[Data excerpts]

>>>>>

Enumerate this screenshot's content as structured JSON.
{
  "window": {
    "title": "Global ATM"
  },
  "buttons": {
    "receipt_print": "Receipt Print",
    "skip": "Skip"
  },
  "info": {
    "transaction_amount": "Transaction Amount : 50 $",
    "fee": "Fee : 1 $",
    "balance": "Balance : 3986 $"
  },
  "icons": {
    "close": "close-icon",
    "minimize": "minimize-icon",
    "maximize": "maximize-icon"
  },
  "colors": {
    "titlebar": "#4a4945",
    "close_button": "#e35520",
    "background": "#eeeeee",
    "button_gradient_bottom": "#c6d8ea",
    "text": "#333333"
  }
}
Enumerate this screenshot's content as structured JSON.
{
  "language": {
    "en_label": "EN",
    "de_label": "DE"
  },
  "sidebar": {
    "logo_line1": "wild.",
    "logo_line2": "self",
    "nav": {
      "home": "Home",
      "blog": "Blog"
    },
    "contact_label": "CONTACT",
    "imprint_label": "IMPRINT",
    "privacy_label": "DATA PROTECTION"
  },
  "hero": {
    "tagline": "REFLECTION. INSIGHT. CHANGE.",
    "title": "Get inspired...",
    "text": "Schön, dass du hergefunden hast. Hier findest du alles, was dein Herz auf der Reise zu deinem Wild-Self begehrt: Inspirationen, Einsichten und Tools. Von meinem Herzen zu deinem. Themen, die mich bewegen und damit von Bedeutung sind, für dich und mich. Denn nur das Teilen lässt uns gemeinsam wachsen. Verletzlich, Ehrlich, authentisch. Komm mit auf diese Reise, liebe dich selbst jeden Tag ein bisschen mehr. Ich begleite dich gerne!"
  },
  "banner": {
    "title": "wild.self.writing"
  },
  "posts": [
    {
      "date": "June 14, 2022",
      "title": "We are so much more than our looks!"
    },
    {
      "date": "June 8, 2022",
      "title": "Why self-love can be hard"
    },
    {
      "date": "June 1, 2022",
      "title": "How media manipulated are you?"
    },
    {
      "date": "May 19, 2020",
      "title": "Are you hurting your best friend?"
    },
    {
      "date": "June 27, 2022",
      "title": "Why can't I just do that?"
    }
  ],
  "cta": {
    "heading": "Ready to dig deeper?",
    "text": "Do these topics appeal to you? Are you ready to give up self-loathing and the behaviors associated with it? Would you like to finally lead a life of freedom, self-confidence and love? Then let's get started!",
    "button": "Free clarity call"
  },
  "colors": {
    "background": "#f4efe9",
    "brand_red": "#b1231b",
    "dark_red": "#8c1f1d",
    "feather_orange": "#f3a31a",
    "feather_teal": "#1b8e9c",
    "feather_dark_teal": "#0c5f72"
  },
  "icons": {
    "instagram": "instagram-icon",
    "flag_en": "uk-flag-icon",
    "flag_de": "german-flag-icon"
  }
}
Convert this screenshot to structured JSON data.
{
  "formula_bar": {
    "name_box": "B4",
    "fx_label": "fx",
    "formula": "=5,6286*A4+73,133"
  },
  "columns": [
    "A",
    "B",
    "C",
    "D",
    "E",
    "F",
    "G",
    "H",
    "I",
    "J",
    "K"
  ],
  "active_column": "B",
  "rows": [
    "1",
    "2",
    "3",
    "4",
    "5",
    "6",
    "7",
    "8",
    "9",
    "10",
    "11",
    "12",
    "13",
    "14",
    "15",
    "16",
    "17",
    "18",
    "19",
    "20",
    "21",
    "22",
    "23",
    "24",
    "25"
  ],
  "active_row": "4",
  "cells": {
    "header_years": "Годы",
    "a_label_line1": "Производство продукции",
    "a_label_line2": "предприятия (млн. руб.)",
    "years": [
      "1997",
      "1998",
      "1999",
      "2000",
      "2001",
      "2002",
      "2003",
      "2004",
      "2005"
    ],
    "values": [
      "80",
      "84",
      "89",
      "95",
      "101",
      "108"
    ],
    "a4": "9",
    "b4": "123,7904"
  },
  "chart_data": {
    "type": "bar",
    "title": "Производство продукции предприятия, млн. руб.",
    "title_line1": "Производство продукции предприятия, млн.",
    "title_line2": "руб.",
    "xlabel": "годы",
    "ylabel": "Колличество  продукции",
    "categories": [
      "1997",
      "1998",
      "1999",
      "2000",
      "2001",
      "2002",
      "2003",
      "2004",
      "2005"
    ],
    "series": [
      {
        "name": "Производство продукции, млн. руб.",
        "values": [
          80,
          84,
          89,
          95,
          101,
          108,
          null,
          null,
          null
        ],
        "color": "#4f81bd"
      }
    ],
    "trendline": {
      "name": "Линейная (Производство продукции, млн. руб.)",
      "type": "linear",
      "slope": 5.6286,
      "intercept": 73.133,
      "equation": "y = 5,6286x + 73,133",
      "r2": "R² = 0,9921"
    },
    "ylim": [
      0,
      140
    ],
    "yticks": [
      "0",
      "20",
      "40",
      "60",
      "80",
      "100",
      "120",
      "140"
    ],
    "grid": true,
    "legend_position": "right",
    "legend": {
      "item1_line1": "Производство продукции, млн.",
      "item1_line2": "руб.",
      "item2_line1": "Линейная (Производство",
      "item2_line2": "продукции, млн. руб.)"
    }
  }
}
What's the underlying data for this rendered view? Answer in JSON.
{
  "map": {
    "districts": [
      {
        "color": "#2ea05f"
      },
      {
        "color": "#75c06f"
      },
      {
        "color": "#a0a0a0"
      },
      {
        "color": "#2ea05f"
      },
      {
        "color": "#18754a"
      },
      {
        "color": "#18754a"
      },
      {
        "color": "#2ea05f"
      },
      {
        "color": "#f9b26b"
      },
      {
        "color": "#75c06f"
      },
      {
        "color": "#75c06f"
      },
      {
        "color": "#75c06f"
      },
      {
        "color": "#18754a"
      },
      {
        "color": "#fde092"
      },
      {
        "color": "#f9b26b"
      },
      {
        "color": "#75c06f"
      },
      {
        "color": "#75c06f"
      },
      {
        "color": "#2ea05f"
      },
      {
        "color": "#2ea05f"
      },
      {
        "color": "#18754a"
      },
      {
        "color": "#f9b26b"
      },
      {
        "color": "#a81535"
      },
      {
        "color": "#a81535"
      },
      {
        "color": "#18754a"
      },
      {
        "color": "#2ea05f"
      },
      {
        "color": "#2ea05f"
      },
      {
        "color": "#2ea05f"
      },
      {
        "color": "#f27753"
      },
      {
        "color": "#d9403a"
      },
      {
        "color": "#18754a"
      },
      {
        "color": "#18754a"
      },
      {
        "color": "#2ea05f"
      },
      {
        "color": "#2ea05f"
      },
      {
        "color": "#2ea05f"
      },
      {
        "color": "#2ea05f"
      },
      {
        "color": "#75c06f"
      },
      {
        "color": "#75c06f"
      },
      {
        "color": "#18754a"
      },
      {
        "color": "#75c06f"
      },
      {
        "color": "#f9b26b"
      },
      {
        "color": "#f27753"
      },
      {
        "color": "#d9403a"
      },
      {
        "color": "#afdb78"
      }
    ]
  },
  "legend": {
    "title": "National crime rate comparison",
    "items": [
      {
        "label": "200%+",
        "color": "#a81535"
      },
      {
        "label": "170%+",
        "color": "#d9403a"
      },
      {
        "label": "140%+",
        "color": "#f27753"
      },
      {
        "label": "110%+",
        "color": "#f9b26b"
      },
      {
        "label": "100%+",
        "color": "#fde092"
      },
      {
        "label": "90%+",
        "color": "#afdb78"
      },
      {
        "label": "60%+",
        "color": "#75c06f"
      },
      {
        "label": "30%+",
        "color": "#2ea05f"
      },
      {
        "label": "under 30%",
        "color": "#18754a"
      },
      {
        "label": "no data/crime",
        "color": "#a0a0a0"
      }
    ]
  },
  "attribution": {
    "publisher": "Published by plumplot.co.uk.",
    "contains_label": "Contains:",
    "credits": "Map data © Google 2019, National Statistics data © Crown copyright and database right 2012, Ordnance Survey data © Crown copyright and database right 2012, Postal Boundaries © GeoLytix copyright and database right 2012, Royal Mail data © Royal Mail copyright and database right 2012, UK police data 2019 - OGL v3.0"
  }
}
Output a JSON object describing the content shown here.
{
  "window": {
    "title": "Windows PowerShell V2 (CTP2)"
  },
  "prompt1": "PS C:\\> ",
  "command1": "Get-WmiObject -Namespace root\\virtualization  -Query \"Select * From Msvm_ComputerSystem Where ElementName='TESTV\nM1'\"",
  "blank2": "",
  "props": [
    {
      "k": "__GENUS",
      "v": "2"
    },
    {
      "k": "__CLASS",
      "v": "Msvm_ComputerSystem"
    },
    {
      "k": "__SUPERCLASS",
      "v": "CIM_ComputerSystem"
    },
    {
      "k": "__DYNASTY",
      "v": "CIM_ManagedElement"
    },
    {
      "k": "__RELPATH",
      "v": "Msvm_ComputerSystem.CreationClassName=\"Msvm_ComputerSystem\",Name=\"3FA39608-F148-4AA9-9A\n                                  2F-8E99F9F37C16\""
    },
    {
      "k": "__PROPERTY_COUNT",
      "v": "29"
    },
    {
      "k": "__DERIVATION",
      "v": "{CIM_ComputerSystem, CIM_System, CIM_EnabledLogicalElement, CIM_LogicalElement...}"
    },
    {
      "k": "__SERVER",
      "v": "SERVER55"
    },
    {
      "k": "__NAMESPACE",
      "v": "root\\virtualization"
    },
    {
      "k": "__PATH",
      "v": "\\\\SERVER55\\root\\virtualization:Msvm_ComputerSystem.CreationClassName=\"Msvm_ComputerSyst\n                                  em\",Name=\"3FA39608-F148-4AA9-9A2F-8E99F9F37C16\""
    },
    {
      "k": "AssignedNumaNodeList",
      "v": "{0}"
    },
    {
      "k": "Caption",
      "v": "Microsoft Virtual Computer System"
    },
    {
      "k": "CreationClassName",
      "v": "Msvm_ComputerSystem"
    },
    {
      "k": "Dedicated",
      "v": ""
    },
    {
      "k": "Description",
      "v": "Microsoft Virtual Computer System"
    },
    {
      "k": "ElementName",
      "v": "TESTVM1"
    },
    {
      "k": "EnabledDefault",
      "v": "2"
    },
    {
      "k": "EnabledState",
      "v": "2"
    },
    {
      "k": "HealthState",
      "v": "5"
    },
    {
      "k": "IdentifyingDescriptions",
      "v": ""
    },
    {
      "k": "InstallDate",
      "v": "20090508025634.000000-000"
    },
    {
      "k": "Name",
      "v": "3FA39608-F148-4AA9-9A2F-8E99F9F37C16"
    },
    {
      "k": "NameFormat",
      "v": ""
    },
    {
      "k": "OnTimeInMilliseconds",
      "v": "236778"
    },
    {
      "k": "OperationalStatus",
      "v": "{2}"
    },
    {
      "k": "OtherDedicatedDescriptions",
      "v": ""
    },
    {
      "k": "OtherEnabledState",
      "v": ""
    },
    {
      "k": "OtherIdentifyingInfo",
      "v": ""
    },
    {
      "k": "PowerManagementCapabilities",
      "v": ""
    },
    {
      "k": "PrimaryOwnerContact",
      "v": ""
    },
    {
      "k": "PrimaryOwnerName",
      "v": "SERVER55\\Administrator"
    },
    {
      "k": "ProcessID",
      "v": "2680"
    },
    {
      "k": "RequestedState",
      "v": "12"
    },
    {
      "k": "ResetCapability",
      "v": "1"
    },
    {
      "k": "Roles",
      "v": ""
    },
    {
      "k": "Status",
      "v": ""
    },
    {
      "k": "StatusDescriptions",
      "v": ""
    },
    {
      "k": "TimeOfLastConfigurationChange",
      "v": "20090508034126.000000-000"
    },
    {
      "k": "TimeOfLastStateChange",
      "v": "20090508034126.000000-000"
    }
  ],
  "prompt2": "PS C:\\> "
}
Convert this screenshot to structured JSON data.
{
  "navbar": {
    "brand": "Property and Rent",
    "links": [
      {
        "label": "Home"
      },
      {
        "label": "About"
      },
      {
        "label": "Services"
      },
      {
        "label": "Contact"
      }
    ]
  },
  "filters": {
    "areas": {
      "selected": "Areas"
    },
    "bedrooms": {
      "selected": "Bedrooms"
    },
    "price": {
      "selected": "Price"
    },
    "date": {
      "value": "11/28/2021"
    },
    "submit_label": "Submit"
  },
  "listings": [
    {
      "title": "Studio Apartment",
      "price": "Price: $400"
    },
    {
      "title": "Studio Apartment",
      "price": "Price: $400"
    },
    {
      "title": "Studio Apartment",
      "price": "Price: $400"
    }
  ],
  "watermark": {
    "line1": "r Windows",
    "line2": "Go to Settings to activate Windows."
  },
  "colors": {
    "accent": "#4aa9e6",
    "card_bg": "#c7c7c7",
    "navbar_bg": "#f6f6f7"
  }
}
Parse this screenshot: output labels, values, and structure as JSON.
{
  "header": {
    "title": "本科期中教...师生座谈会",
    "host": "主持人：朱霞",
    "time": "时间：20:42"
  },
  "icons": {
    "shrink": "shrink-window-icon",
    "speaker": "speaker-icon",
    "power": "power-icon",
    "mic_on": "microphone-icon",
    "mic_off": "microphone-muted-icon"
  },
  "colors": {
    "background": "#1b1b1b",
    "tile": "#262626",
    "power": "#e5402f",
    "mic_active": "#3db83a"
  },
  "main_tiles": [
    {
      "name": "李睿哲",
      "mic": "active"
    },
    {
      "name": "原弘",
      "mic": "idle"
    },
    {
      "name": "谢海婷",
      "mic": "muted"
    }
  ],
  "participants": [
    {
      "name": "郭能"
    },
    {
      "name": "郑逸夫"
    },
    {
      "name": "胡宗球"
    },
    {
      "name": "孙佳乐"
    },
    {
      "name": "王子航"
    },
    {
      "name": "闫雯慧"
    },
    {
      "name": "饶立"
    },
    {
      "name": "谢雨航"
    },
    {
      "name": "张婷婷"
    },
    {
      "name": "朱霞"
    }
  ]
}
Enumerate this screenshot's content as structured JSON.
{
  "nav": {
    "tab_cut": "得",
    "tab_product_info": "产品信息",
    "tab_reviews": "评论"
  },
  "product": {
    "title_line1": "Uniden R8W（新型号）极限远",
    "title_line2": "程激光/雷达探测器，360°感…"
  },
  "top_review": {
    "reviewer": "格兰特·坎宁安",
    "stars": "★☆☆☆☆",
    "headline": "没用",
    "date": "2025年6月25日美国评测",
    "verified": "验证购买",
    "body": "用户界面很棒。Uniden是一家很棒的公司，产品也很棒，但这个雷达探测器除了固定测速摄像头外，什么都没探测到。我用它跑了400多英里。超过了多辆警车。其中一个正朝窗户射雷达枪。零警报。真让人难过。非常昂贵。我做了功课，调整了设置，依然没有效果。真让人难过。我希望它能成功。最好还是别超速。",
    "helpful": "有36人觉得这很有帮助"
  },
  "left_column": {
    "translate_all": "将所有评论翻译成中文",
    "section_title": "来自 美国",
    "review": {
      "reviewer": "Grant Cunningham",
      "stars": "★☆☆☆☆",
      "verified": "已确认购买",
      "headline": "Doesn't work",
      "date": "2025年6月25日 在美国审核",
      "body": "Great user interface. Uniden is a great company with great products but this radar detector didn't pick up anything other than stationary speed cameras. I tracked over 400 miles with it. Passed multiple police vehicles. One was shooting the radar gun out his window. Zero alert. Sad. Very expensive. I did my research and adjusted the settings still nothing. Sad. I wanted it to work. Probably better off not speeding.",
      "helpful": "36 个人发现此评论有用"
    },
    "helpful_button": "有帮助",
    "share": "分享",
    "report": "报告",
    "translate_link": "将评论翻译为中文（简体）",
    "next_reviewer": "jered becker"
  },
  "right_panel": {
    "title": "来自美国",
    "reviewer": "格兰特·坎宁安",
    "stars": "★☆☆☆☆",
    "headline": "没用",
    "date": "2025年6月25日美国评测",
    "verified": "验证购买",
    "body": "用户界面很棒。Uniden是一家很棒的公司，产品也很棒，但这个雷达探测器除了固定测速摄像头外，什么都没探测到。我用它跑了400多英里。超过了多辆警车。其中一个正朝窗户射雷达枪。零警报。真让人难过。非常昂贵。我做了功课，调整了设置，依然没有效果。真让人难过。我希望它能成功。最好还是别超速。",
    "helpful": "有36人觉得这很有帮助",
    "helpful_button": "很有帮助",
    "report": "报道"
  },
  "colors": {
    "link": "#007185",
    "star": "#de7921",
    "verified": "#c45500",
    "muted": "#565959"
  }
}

<<<<<

### SET PROBLEM
Lines that hold the word "June" are the ones to return, every one of them.

### FINISHED TASK
      "date": "June 14, 2022",
      "date": "June 8, 2022",
      "date": "June 1, 2022",
      "date": "June 27, 2022",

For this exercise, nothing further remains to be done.